*Records shown*
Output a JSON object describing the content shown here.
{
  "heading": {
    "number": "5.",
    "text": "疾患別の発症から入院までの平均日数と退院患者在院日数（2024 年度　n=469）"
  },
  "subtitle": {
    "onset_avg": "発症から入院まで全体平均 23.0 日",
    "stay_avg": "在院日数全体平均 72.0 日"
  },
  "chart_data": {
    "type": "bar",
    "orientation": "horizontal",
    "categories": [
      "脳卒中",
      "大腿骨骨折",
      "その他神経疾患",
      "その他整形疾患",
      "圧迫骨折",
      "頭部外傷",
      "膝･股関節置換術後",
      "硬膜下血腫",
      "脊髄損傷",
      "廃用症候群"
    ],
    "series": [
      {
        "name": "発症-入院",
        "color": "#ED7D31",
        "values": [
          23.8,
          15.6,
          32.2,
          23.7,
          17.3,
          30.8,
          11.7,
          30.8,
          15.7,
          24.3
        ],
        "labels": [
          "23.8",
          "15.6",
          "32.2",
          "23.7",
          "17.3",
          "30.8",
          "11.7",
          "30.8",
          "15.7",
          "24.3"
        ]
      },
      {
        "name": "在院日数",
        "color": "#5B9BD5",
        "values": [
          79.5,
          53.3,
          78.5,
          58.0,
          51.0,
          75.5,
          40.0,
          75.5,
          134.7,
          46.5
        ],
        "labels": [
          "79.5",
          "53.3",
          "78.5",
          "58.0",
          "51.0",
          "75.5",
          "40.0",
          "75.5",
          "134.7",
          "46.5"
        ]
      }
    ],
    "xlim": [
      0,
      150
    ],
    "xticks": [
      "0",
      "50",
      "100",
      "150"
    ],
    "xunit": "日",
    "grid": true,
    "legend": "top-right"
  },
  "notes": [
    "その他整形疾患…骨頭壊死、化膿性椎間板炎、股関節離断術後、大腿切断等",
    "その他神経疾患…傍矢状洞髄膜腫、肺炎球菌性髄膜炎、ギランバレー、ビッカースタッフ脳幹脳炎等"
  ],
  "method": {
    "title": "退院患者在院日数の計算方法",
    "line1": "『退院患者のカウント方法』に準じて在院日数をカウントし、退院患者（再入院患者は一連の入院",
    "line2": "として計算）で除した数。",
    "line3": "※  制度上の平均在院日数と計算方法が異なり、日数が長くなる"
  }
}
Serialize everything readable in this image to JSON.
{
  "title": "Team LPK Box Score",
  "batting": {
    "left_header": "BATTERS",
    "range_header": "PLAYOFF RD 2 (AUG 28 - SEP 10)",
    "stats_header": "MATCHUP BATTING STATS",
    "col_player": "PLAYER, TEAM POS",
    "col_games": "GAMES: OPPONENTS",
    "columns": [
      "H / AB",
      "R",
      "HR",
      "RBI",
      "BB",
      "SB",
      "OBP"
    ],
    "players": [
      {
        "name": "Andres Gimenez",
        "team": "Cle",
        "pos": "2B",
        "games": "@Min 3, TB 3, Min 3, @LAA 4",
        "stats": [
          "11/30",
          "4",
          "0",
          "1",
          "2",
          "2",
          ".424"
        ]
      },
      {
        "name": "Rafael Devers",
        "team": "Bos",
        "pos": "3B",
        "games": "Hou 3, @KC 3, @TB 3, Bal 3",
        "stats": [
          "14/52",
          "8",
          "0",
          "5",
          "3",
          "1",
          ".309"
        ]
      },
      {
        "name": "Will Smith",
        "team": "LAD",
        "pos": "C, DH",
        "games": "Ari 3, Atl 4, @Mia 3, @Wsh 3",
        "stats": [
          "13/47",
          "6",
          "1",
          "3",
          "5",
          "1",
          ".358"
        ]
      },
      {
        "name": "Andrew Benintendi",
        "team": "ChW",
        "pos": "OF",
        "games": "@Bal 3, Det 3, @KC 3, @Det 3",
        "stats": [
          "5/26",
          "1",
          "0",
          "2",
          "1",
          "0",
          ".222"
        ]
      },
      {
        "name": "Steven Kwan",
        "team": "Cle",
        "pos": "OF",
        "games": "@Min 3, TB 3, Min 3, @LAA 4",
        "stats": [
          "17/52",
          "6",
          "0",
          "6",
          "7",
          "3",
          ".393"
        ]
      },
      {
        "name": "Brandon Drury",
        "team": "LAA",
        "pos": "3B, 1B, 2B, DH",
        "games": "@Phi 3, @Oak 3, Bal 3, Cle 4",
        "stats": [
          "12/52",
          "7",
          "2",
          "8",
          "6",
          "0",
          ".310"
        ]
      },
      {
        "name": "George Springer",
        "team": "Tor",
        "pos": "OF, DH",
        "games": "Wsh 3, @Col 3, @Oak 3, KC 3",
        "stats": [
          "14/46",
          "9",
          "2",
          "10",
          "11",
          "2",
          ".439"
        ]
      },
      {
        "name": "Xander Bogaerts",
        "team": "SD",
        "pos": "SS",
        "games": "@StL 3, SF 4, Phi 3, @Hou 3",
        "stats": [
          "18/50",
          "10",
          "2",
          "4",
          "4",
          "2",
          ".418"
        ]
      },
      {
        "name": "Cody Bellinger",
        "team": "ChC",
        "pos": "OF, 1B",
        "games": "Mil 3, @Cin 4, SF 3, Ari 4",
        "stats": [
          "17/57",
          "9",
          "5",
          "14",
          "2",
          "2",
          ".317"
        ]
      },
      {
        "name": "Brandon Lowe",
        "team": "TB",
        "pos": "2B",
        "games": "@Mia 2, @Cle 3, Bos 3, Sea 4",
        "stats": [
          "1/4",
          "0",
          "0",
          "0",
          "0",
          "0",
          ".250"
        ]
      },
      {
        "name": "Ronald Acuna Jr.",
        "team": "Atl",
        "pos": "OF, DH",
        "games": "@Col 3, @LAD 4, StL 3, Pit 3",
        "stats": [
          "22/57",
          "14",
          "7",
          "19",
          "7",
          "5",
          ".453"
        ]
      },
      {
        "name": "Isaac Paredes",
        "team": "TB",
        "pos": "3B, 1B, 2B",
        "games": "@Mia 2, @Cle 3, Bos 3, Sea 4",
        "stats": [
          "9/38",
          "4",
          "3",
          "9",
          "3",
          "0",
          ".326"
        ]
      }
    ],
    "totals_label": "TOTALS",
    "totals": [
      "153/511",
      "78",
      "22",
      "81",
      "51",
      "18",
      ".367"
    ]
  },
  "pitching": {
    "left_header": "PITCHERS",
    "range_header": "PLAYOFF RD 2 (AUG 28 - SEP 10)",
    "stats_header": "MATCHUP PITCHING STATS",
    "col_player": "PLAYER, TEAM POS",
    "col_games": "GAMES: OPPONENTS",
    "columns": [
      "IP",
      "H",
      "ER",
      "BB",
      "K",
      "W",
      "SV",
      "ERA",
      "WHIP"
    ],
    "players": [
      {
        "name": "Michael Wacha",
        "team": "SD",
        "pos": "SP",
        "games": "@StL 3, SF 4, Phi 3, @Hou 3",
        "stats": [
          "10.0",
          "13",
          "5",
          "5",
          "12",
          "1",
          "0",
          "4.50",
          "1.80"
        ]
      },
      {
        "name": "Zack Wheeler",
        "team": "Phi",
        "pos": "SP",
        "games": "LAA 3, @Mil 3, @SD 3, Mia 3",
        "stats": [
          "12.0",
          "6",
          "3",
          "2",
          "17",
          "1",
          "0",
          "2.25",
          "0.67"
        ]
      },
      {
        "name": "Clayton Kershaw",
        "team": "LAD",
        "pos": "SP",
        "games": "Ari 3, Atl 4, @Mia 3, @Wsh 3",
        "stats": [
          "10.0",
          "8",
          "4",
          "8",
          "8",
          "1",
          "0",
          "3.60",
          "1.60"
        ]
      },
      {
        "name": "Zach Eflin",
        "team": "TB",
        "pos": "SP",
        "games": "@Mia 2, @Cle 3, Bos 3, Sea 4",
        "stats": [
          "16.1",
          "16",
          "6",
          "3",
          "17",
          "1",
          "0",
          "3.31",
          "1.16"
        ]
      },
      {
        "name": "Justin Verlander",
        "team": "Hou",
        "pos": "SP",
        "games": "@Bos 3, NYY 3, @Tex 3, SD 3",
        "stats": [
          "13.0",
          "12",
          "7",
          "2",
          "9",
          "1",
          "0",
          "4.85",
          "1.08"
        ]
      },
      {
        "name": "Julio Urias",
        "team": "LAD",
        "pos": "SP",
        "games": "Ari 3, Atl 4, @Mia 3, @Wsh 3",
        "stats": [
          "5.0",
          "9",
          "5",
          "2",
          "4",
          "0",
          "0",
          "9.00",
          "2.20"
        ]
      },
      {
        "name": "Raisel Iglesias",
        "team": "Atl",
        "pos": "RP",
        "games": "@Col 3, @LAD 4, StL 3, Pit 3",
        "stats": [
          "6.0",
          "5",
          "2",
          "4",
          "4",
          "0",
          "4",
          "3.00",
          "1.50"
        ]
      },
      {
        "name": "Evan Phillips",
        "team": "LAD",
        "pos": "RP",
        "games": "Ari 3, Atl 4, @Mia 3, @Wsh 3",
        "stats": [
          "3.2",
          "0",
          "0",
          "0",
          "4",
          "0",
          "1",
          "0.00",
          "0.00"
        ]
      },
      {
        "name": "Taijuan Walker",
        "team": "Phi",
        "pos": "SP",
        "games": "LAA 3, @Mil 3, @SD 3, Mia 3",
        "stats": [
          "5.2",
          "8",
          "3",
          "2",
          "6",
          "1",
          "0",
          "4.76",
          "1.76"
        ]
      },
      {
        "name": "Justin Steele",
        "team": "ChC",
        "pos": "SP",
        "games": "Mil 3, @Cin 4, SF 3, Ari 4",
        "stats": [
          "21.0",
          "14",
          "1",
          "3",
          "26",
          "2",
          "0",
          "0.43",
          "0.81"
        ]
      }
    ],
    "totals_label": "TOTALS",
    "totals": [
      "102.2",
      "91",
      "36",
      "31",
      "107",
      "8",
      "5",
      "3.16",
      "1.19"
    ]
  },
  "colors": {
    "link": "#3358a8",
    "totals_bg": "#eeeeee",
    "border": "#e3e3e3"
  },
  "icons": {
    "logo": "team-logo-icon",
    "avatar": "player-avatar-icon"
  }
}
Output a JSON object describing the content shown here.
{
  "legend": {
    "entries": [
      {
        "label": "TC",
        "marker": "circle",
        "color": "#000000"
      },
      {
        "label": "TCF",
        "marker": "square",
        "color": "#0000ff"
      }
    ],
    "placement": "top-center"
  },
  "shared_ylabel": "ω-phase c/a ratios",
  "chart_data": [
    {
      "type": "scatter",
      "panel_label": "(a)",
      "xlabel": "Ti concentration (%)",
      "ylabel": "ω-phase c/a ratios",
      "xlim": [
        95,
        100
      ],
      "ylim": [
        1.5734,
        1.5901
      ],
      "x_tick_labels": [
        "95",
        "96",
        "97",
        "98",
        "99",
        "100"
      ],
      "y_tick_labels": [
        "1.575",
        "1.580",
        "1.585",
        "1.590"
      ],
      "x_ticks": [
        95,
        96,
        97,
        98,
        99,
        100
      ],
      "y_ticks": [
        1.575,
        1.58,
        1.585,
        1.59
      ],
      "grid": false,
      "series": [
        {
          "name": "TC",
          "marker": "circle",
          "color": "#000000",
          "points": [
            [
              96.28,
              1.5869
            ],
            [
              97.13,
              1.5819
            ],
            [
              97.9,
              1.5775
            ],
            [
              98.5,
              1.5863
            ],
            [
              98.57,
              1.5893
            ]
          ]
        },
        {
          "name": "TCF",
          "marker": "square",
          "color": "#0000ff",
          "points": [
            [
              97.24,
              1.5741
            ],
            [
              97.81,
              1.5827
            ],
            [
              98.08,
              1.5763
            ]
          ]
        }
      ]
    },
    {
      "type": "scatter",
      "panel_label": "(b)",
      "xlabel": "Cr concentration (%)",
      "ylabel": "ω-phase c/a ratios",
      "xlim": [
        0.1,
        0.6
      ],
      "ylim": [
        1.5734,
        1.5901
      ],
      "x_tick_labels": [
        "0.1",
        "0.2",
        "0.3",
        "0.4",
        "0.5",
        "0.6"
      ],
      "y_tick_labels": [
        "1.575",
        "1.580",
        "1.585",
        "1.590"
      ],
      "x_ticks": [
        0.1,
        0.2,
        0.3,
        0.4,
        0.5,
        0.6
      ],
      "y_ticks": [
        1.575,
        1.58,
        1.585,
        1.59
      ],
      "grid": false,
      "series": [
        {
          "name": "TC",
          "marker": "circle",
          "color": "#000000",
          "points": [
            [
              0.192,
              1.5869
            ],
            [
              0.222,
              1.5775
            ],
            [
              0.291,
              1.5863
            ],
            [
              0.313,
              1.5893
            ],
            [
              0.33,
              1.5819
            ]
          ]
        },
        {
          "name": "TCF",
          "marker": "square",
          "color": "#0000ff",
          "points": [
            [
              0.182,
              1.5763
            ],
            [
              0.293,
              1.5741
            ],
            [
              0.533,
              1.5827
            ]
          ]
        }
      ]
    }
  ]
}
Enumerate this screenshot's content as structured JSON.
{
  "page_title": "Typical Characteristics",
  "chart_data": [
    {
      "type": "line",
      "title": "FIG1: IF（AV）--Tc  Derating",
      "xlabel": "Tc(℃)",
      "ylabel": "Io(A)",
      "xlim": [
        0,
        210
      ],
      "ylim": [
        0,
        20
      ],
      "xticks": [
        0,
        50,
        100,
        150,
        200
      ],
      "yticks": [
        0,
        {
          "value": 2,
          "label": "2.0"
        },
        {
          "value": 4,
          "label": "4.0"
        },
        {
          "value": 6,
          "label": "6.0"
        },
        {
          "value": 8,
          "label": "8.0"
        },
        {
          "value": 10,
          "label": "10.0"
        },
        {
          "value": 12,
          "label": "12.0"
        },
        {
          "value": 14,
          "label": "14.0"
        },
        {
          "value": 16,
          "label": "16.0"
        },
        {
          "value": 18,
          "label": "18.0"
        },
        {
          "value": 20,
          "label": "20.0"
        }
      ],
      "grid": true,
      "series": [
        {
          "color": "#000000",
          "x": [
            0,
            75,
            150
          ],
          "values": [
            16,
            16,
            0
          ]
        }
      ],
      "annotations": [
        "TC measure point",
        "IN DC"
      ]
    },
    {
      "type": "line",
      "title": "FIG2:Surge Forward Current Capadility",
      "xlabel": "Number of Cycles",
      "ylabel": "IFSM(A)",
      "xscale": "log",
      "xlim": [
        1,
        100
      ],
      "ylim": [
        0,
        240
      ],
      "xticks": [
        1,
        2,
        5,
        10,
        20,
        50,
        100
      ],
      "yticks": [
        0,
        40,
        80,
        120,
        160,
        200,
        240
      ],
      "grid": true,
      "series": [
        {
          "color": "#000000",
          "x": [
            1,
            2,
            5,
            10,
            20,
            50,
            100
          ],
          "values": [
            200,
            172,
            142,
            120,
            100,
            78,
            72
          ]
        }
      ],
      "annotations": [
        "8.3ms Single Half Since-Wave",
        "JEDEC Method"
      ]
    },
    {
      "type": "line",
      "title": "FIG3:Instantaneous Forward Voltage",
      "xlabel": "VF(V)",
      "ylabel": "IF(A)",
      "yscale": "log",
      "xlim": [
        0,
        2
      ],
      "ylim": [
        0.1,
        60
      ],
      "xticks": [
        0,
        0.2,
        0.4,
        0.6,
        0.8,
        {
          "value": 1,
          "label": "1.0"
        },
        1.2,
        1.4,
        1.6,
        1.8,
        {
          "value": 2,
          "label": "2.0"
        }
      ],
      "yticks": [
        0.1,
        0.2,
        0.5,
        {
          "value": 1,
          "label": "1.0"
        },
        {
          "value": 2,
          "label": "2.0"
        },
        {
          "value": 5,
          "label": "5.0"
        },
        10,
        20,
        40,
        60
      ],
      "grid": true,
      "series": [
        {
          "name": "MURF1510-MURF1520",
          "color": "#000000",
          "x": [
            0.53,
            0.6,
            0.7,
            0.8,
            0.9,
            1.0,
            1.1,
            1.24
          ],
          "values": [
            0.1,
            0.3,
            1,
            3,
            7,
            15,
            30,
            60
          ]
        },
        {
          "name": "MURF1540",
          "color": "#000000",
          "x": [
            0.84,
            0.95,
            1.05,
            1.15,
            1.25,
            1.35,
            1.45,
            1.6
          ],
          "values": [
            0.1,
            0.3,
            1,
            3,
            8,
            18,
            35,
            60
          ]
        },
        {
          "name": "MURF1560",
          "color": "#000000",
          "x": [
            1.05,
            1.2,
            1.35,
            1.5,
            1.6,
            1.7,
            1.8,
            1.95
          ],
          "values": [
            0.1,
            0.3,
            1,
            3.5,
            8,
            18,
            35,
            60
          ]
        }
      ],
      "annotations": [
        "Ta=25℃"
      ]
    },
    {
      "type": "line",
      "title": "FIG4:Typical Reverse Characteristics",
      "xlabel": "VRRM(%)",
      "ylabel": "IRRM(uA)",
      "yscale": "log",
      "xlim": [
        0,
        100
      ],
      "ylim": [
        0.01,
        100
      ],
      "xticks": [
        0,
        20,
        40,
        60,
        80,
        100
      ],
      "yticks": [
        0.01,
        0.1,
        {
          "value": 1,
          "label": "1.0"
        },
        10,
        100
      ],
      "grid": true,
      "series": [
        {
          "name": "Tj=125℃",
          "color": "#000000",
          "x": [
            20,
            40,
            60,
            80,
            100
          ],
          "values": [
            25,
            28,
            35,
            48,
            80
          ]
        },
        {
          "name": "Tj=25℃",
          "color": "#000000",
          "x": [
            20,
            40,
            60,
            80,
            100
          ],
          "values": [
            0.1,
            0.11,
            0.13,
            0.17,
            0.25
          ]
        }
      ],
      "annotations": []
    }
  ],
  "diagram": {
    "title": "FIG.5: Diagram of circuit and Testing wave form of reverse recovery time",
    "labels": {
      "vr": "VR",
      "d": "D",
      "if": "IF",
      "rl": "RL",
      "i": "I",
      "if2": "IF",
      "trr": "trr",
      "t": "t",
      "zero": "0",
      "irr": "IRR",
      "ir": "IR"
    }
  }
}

*Task to complete*
In the material above, show every line where the word "Brandon" turns up.

*Result*
        "name": "Brandon Drury",
        "name": "Brandon Lowe",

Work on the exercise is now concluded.